§ WHAT THE TASK REQUIRES: Lines containing the word "Europe" are to be located and copied.
··· INPUT ···
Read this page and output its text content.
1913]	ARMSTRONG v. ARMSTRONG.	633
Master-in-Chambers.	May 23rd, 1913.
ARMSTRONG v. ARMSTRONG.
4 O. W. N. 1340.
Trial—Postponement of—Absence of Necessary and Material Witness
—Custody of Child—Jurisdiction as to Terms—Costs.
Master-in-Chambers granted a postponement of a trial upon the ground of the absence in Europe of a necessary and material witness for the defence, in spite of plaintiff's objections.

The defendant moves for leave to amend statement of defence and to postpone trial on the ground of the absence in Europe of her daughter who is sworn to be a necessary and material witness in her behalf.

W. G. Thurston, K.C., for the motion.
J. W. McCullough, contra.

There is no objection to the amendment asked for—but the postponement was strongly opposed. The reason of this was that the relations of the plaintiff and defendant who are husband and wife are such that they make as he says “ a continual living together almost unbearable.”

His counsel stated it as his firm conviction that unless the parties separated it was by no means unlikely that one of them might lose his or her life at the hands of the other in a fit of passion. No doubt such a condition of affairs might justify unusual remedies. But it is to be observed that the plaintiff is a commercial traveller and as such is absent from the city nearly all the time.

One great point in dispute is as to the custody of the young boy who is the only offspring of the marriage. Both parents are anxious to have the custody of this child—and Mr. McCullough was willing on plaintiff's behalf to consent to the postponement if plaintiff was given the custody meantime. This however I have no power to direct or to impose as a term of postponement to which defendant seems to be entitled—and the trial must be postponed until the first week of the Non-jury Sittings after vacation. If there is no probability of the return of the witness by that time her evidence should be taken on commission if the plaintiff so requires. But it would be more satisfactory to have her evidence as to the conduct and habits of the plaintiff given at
···
§ THE ANSWER:
Master-in-Chambers granted a postponement of a trial upon the ground of the absence in Europe of a necessary and material witness for the defence, in spite of plaintiff's objections.
The defendant moves for leave to amend statement of defence and to postpone trial on the ground of the absence in Europe of her daughter who is sworn to be a necessary and material witness in her behalf.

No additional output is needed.